Entries from a dataset:

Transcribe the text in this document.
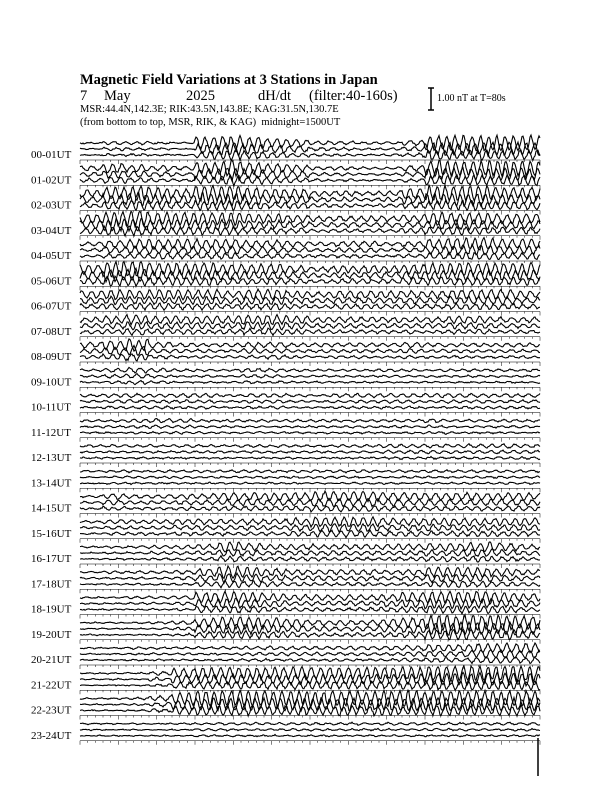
Magnetic Field Variations at 3 Stations in Japan
7 May	2025	dH/dt (filter:40-160s)
MSR:44.4N,142.3E; RIK:43.5N,143.8E; KAG:31.5N,130.7E
(from bottom to top, MSR, RIK, & KAG) midnight=1500UT
1.00 nT at T=80s
00-01UT
01-02UT
02-03UT
03-04UT
04-05UT
05-06UT
06-07UT
07-08UT
08-09UT
09-10UT
10-11UT
11-12UT
12-13UT
13-14UT
14-15UT
15-16UT
16-17UT
17-18UT
18-19UT
19-20UT
20-21UT
21-22UT
22-23UT
23-24UT
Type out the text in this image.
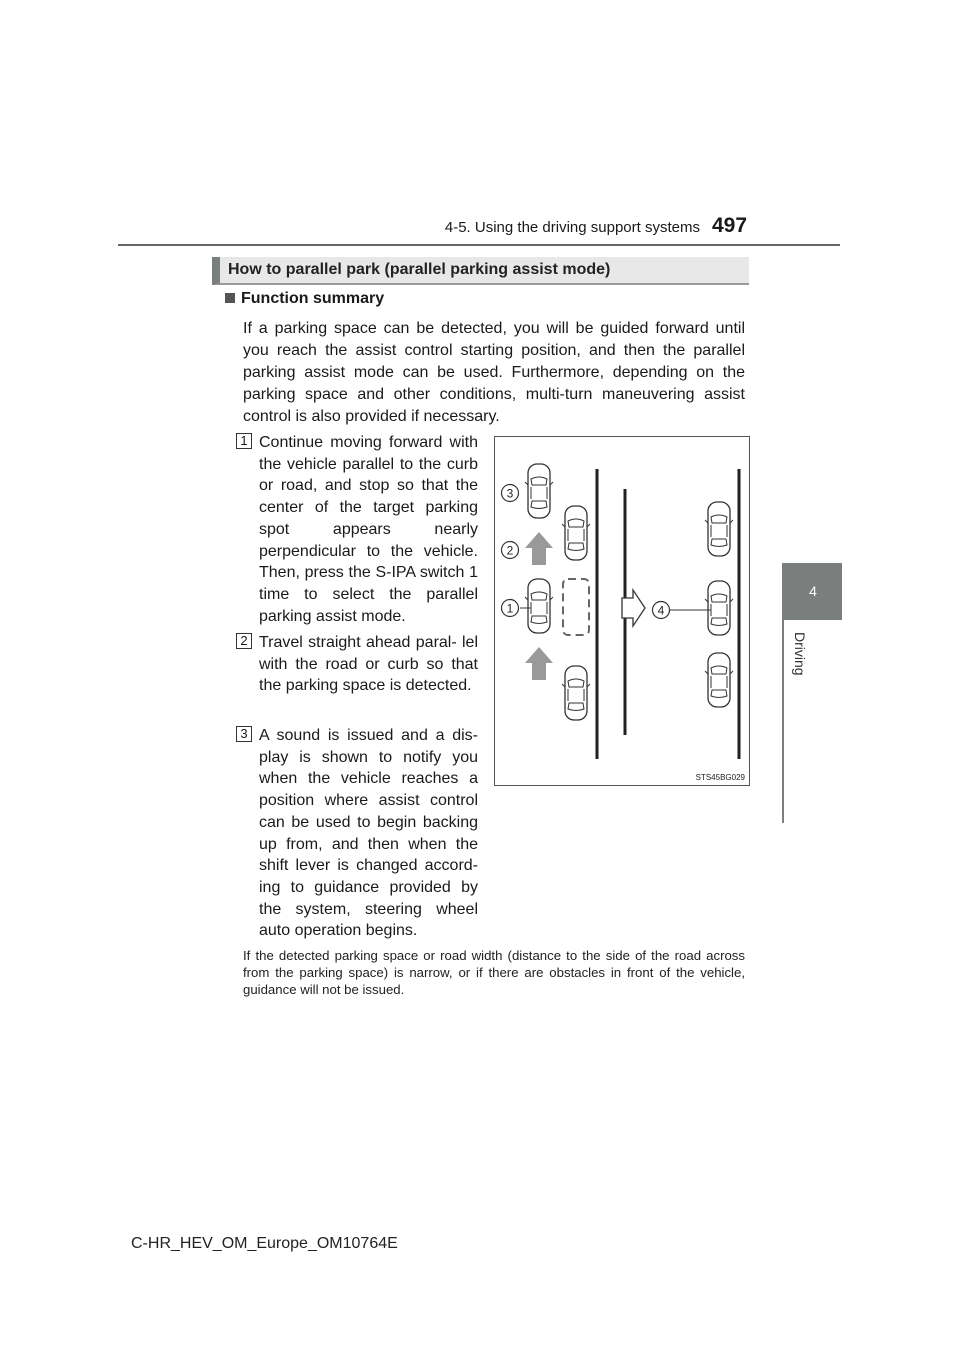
4-5. Using the driving support systems 497
4
Driving
How to parallel park (parallel parking assist mode)
Function summary
If a parking space can be detected, you will be guided forward until you reach the assist control starting position, and then the parallel parking assist mode can be used. Furthermore, depending on the parking space and other conditions, multi-turn maneuvering assist control is also provided if necessary.
1 Continue moving forward with the vehicle parallel to the curb or road, and stop so that the center of the target parking spot appears nearly perpendicular to the vehicle. Then, press the S-IPA switch 1 time to select the parallel parking assist mode.
2 Travel straight ahead paral- lel with the road or curb so that the parking space is detected.
3 A sound is issued and a dis- play is shown to notify you when the vehicle reaches a position where assist control can be used to begin backing up from, and then when the shift lever is changed accord- ing to guidance provided by the system, steering wheel auto operation begins.
3
2
1	4
STS45BG029
If the detected parking space or road width (distance to the side of the road across from the parking space) is narrow, or if there are obstacles in front of the vehicle, guidance will not be issued.
C-HR_HEV_OM_Europe_OM10764E
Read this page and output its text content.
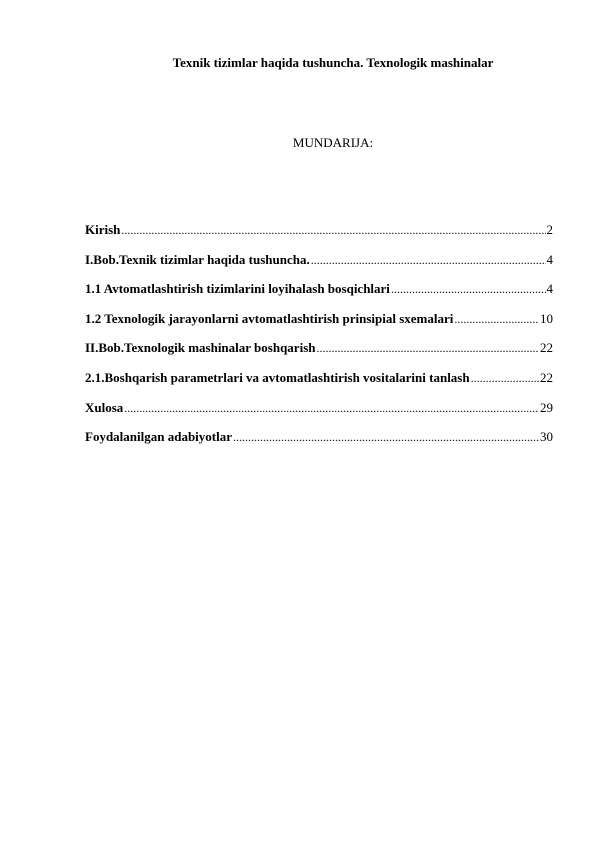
Texnik tizimlar haqida tushuncha. Texnologik mashinalar
MUNDARIJA:
Kirish .....	2
I.Bob.Texnik tizimlar haqida tushuncha. .....	4
1.1 Avtomatlashtirish tizimlarini loyihalash bosqichlari .....	4
1.2 Texnologik jarayonlarni avtomatlashtirish prinsipial sxemalari .....	10
II.Bob.Texnologik mashinalar boshqarish .....	22
2.1.Boshqarish parametrlari va avtomatlashtirish vositalarini tanlash .....	22
Xulosa .....	29
Foydalanilgan adabiyotlar .....	30
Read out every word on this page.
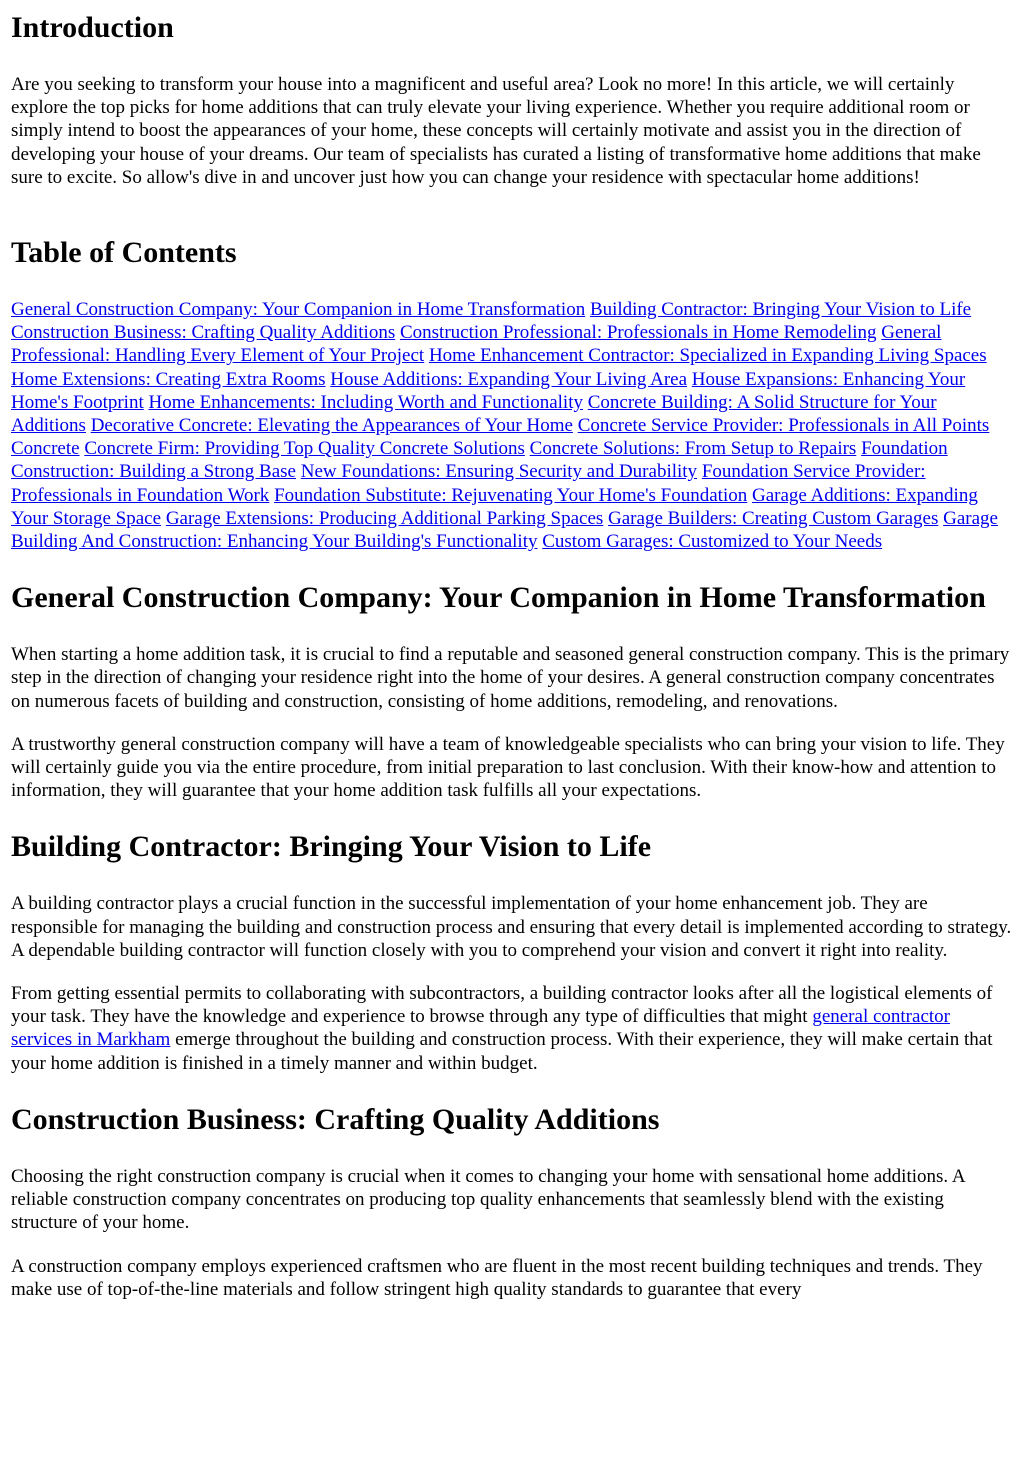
Introduction

Are you seeking to transform your house into a magnificent and useful area? Look no more! In this article, we will certainly explore the top picks for home additions that can truly elevate your living experience. Whether you require additional room or simply intend to boost the appearances of your home, these concepts will certainly motivate and assist you in the direction of developing your house of your dreams. Our team of specialists has curated a listing of transformative home additions that make sure to excite. So allow's dive in and uncover just how you can change your residence with spectacular home additions!

Table of Contents
General Construction Company: Your Companion in Home Transformation Building Contractor: Bringing Your Vision to Life Construction Business: Crafting Quality Additions Construction Professional: Professionals in Home Remodeling General Professional: Handling Every Element of Your Project Home Enhancement Contractor: Specialized in Expanding Living Spaces Home Extensions: Creating Extra Rooms House Additions: Expanding Your Living Area House Expansions: Enhancing Your Home's Footprint Home Enhancements: Including Worth and Functionality Concrete Building: A Solid Structure for Your Additions Decorative Concrete: Elevating the Appearances of Your Home Concrete Service Provider: Professionals in All Points Concrete Concrete Firm: Providing Top Quality Concrete Solutions Concrete Solutions: From Setup to Repairs Foundation Construction: Building a Strong Base New Foundations: Ensuring Security and Durability Foundation Service Provider: Professionals in Foundation Work Foundation Substitute: Rejuvenating Your Home's Foundation Garage Additions: Expanding Your Storage Space Garage Extensions: Producing Additional Parking Spaces Garage Builders: Creating Custom Garages Garage Building And Construction: Enhancing Your Building's Functionality Custom Garages: Customized to Your Needs
General Construction Company: Your Companion in Home Transformation

When starting a home addition task, it is crucial to find a reputable and seasoned general construction company. This is the primary step in the direction of changing your residence right into the home of your desires. A general construction company concentrates on numerous facets of building and construction, consisting of home additions, remodeling, and renovations.

A trustworthy general construction company will have a team of knowledgeable specialists who can bring your vision to life. They will certainly guide you via the entire procedure, from initial preparation to last conclusion. With their know-how and attention to information, they will guarantee that your home addition task fulfills all your expectations.

Building Contractor: Bringing Your Vision to Life

A building contractor plays a crucial function in the successful implementation of your home enhancement job. They are responsible for managing the building and construction process and ensuring that every detail is implemented according to strategy. A dependable building contractor will function closely with you to comprehend your vision and convert it right into reality.

From getting essential permits to collaborating with subcontractors, a building contractor looks after all the logistical elements of your task. They have the knowledge and experience to browse through any type of difficulties that might general contractor services in Markham emerge throughout the building and construction process. With their experience, they will make certain that your home addition is finished in a timely manner and within budget.

Construction Business: Crafting Quality Additions

Choosing the right construction company is crucial when it comes to changing your home with sensational home additions. A reliable construction company concentrates on producing top quality enhancements that seamlessly blend with the existing structure of your home.

A construction company employs experienced craftsmen who are fluent in the most recent building techniques and trends. They make use of top-of-the-line materials and follow stringent high quality standards to guarantee that every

**WHAT TO DO:**
Leave out all images, then reproduce the entries above exactly.

**EXPECTED ANSWER:**
Transcribe the text in this document.
Magnetic Field Variations at 3 Stations in Japan
7 May	2025	dH/dt (filter:40-160s)
MSR:44.4N,142.3E; RIK:43.5N,143.8E; KAG:31.5N,130.7E
(from bottom to top, MSR, RIK, & KAG) midnight=1500UT
1.00 nT at T=80s
00-01UT
01-02UT
02-03UT
03-04UT
04-05UT
05-06UT
06-07UT
07-08UT
08-09UT
09-10UT
10-11UT
11-12UT
12-13UT
13-14UT
14-15UT
15-16UT
16-17UT
17-18UT
18-19UT
19-20UT
20-21UT
21-22UT
22-23UT
23-24UT
Type out the text in this image.
4-5. Using the driving support systems 497
4
Driving
How to parallel park (parallel parking assist mode)
Function summary
If a parking space can be detected, you will be guided forward until you reach the assist control starting position, and then the parallel parking assist mode can be used. Furthermore, depending on the parking space and other conditions, multi-turn maneuvering assist control is also provided if necessary.
1 Continue moving forward with the vehicle parallel to the curb or road, and stop so that the center of the target parking spot appears nearly perpendicular to the vehicle. Then, press the S-IPA switch 1 time to select the parallel parking assist mode.
2 Travel straight ahead paral- lel with the road or curb so that the parking space is detected.
3 A sound is issued and a dis- play is shown to notify you when the vehicle reaches a position where assist control can be used to begin backing up from, and then when the shift lever is changed accord- ing to guidance provided by the system, steering wheel auto operation begins.
3
2
1	4
STS45BG029
If the detected parking space or road width (distance to the side of the road across from the parking space) is narrow, or if there are obstacles in front of the vehicle, guidance will not be issued.
C-HR_HEV_OM_Europe_OM10764E
Read this page and output its text content.
Texnik tizimlar haqida tushuncha. Texnologik mashinalar
MUNDARIJA:
Kirish .....	2
I.Bob.Texnik tizimlar haqida tushuncha. .....	4
1.1 Avtomatlashtirish tizimlarini loyihalash bosqichlari .....	4
1.2 Texnologik jarayonlarni avtomatlashtirish prinsipial sxemalari .....	10
II.Bob.Texnologik mashinalar boshqarish .....	22
2.1.Boshqarish parametrlari va avtomatlashtirish vositalarini tanlash .....	22
Xulosa .....	29
Foydalanilgan adabiyotlar .....	30
Read out every word on this page.
Introduction

Are you seeking to transform your house into a magnificent and useful area? Look no more! In this article, we will certainly explore the top picks for home additions that can truly elevate your living experience. Whether you require additional room or simply intend to boost the appearances of your home, these concepts will certainly motivate and assist you in the direction of developing your house of your dreams. Our team of specialists has curated a listing of transformative home additions that make sure to excite. So allow's dive in and uncover just how you can change your residence with spectacular home additions!

Table of Contents
General Construction Company: Your Companion in Home Transformation Building Contractor: Bringing Your Vision to Life Construction Business: Crafting Quality Additions Construction Professional: Professionals in Home Remodeling General Professional: Handling Every Element of Your Project Home Enhancement Contractor: Specialized in Expanding Living Spaces Home Extensions: Creating Extra Rooms House Additions: Expanding Your Living Area House Expansions: Enhancing Your Home's Footprint Home Enhancements: Including Worth and Functionality Concrete Building: A Solid Structure for Your Additions Decorative Concrete: Elevating the Appearances of Your Home Concrete Service Provider: Professionals in All Points Concrete Concrete Firm: Providing Top Quality Concrete Solutions Concrete Solutions: From Setup to Repairs Foundation Construction: Building a Strong Base New Foundations: Ensuring Security and Durability Foundation Service Provider: Professionals in Foundation Work Foundation Substitute: Rejuvenating Your Home's Foundation Garage Additions: Expanding Your Storage Space Garage Extensions: Producing Additional Parking Spaces Garage Builders: Creating Custom Garages Garage Building And Construction: Enhancing Your Building's Functionality Custom Garages: Customized to Your Needs
General Construction Company: Your Companion in Home Transformation

When starting a home addition task, it is crucial to find a reputable and seasoned general construction company. This is the primary step in the direction of changing your residence right into the home of your desires. A general construction company concentrates on numerous facets of building and construction, consisting of home additions, remodeling, and renovations.

A trustworthy general construction company will have a team of knowledgeable specialists who can bring your vision to life. They will certainly guide you via the entire procedure, from initial preparation to last conclusion. With their know-how and attention to information, they will guarantee that your home addition task fulfills all your expectations.

Building Contractor: Bringing Your Vision to Life

A building contractor plays a crucial function in the successful implementation of your home enhancement job. They are responsible for managing the building and construction process and ensuring that every detail is implemented according to strategy. A dependable building contractor will function closely with you to comprehend your vision and convert it right into reality.

From getting essential permits to collaborating with subcontractors, a building contractor looks after all the logistical elements of your task. They have the knowledge and experience to browse through any type of difficulties that might general contractor services in Markham emerge throughout the building and construction process. With their experience, they will make certain that your home addition is finished in a timely manner and within budget.

Construction Business: Crafting Quality Additions

Choosing the right construction company is crucial when it comes to changing your home with sensational home additions. A reliable construction company concentrates on producing top quality enhancements that seamlessly blend with the existing structure of your home.

A construction company employs experienced craftsmen who are fluent in the most recent building techniques and trends. They make use of top-of-the-line materials and follow stringent high quality standards to guarantee that every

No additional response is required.